- Quoted text:

· · · · · · ·

Greer Lankton’s Lonely Dolls

The photographer Nan Goldin, remembering her friend and portrait subject Greer Lankton, wrote that Lankton “created magical kingdoms.” Lankton, who died in 1996, at the age of thirty-eight, was a trans artist who was part of New York City’s East Village scene. She sewed, constructed, and painted exquisitely ragtag and ever-evolving, often human-size characters, which she brought to life in window displays at the boutique Einstein’s, in diorama-like sets and gallery installations, or in her own apartment. Capturing these worlds in enthralling, funny, and gutting photos, she developed a kind of candid, intimate portraiture practice of her own.

“Ballerina,” 1981.

“Sissys Bedroom,” 1985.

· · · · · · ·

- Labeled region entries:
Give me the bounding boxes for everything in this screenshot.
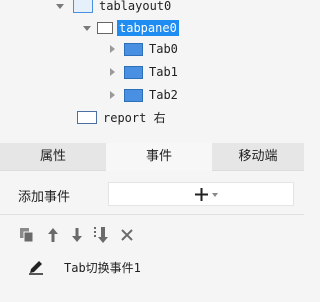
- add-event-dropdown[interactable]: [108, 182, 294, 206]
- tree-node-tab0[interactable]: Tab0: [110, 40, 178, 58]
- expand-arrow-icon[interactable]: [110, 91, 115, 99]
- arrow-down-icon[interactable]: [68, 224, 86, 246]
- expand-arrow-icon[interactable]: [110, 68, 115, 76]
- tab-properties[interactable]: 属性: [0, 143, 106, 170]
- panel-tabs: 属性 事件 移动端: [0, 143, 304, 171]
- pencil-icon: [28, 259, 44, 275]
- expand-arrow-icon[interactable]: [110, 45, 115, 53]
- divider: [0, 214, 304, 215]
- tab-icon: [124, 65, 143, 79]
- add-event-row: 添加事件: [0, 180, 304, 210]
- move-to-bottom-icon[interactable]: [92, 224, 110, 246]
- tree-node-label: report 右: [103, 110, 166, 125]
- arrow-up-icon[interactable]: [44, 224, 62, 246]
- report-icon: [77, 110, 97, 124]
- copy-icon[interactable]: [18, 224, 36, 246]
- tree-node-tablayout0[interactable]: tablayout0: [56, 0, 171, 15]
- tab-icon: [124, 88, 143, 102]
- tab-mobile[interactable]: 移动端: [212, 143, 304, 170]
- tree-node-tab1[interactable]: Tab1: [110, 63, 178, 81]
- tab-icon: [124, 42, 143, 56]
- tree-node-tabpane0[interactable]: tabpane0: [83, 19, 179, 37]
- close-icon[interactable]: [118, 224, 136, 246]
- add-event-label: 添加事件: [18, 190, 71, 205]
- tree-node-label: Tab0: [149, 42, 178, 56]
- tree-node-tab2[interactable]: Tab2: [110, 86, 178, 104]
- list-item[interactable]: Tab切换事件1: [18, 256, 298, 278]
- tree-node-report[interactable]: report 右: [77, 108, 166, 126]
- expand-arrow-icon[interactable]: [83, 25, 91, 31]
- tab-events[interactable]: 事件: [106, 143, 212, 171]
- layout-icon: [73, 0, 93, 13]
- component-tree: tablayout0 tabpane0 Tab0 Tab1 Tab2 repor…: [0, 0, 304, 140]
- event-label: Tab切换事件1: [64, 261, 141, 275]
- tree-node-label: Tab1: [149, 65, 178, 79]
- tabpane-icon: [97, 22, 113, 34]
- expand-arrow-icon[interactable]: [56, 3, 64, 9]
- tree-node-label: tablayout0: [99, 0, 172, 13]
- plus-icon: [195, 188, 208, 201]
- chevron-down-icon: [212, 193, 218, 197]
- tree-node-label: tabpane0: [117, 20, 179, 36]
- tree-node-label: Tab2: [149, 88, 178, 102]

· · · · · · ·

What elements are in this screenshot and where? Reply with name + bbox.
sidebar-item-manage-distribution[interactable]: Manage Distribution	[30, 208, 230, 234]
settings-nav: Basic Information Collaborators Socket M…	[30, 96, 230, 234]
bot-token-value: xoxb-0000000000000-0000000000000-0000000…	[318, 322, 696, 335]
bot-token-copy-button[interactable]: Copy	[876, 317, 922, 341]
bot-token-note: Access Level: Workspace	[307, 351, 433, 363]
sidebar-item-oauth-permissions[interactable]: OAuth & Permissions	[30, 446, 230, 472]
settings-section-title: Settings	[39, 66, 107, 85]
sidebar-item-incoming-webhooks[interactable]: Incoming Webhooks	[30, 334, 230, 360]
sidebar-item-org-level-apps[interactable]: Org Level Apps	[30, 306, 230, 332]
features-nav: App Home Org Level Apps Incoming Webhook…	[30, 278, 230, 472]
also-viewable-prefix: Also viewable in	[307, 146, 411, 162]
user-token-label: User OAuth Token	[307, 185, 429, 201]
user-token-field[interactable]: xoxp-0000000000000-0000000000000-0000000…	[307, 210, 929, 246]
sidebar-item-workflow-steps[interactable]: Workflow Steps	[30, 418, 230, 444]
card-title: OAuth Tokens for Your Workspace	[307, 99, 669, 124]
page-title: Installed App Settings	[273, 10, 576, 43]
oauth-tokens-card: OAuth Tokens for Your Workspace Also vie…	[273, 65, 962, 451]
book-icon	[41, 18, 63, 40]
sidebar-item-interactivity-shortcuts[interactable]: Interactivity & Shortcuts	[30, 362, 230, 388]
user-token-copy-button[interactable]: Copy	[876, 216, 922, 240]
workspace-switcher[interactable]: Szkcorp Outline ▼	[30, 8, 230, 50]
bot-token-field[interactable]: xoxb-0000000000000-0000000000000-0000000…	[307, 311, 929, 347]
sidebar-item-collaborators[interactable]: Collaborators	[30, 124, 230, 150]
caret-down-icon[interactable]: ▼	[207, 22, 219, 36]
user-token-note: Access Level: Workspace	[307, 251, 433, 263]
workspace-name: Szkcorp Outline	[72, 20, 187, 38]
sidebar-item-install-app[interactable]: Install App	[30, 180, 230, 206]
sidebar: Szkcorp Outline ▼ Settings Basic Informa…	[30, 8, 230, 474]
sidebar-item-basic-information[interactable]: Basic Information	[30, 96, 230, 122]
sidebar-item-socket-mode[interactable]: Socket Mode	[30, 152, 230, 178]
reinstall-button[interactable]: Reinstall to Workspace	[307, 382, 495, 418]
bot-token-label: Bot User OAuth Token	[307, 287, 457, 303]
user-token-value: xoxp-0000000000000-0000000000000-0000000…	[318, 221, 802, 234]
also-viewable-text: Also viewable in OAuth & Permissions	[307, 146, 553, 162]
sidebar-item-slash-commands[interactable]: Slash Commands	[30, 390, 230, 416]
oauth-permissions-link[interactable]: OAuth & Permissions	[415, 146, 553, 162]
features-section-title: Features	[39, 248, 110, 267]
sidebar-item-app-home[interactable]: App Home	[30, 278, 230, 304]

· · · · · · ·

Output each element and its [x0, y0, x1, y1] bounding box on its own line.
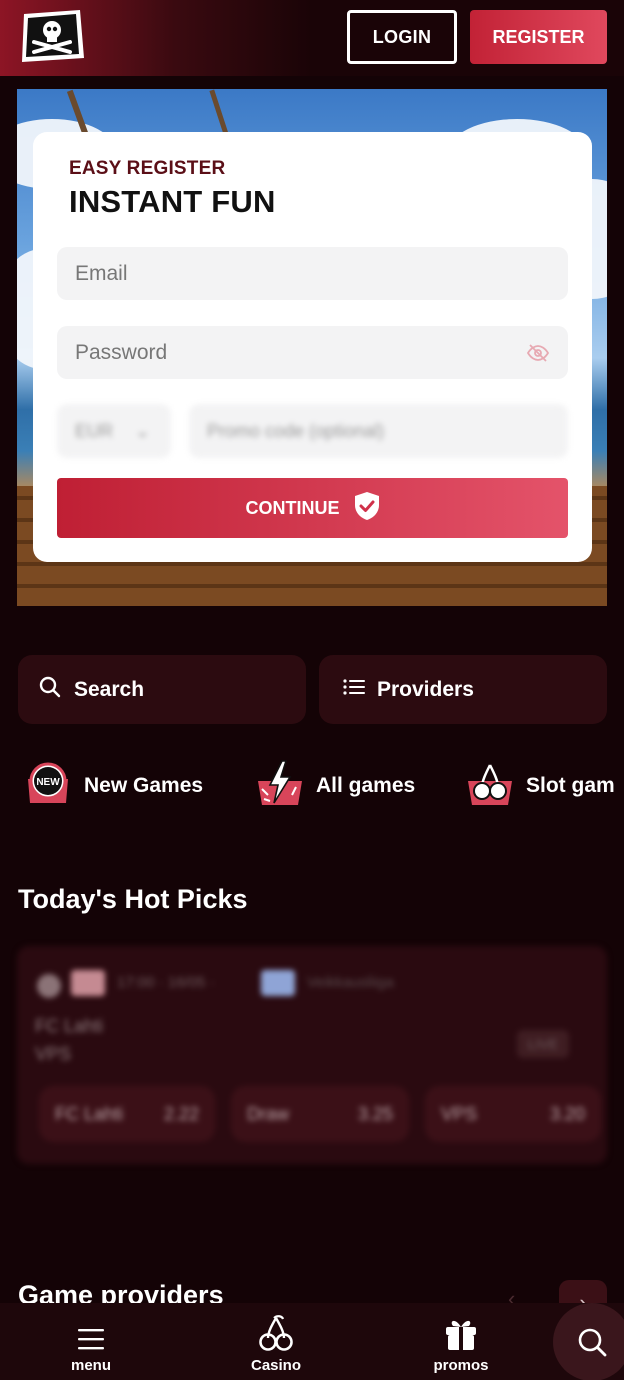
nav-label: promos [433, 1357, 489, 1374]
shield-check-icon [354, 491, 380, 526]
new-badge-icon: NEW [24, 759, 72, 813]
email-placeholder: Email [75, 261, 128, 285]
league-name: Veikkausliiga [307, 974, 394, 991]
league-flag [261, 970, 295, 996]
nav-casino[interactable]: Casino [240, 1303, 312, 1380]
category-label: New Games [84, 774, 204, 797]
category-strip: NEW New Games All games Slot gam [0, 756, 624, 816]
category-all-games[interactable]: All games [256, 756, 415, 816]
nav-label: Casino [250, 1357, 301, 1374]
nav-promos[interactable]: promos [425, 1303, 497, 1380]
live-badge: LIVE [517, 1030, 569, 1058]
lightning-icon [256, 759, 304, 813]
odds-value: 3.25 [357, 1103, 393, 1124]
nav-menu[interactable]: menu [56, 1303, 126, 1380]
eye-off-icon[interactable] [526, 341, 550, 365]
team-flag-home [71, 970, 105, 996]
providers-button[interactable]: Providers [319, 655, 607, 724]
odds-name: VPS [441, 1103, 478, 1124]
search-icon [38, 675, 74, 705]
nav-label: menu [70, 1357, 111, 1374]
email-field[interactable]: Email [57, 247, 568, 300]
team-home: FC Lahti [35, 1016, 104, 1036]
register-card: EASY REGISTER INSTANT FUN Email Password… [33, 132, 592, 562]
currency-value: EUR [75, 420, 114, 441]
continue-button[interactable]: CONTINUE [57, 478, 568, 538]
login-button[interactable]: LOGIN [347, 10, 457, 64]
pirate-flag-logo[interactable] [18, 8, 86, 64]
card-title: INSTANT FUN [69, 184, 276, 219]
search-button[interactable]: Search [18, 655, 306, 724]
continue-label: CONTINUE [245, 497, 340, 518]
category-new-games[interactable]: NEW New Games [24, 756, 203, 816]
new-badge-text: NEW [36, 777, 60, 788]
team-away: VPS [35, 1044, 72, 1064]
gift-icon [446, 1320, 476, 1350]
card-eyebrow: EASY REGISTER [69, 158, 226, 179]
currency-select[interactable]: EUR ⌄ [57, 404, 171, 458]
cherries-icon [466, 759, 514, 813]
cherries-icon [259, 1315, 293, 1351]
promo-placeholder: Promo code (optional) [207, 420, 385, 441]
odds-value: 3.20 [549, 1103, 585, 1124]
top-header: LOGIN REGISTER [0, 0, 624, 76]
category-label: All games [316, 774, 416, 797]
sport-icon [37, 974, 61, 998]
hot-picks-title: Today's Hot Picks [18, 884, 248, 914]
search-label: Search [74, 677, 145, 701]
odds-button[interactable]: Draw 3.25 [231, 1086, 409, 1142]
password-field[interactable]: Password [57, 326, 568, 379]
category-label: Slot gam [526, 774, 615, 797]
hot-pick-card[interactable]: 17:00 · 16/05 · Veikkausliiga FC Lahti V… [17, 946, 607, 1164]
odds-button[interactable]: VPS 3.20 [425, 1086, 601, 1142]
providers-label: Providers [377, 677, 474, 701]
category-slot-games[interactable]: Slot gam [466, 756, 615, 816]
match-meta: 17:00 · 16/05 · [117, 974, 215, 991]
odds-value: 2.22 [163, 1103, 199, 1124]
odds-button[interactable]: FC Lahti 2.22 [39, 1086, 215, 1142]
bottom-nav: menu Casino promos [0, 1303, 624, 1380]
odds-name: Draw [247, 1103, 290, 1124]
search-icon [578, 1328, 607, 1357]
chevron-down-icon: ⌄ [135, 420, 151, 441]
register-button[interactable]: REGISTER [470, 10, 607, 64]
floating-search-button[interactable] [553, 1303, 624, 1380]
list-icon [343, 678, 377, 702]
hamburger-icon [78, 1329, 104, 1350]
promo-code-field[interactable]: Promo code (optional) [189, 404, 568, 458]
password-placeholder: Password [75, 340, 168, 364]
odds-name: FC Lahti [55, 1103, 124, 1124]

· · · · · · ·

- What you need to do:
**1)** In the piece on Greer Lankton's dolls, rewrite the paragraph that begins "The photographer Nan Goldin" in shorter form, keeping its main facts.
**2)** Write out a passage from the piece on Greer Lankton's dolls word for word, beginning at the words "The photographer Nan" and stopping after "of her own.".

- Solutions below:
**1)** Nan Goldin, a photographer who was Lankton's friend and photographed her, wrote that Lankton "created magical kingdoms." Lankton was a trans artist in New York City's East Village scene who died in 1996 at thirty-eight. She sewed, built, and painted ragtag, ever-changing, often human-size characters. She staged them in window displays at the boutique Einstein's, in diorama-like sets, in gallery installations, and in her own apartment. Her enthralling, funny, and gutting photos of these worlds became her own candid, intimate portraiture practice.

**2)**
The photographer Nan Goldin, remembering her friend and portrait subject Greer Lankton, wrote that Lankton “created magical kingdoms.” Lankton, who died in 1996, at the age of thirty-eight, was a trans artist who was part of New York City’s East Village scene. She sewed, constructed, and painted exquisitely ragtag and ever-evolving, often human-size characters, which she brought to life in window displays at the boutique Einstein’s, in diorama-like sets and gallery installations, or in her own apartment. Capturing these worlds in enthralling, funny, and gutting photos, she developed a kind of candid, intimate portraiture practice of her own.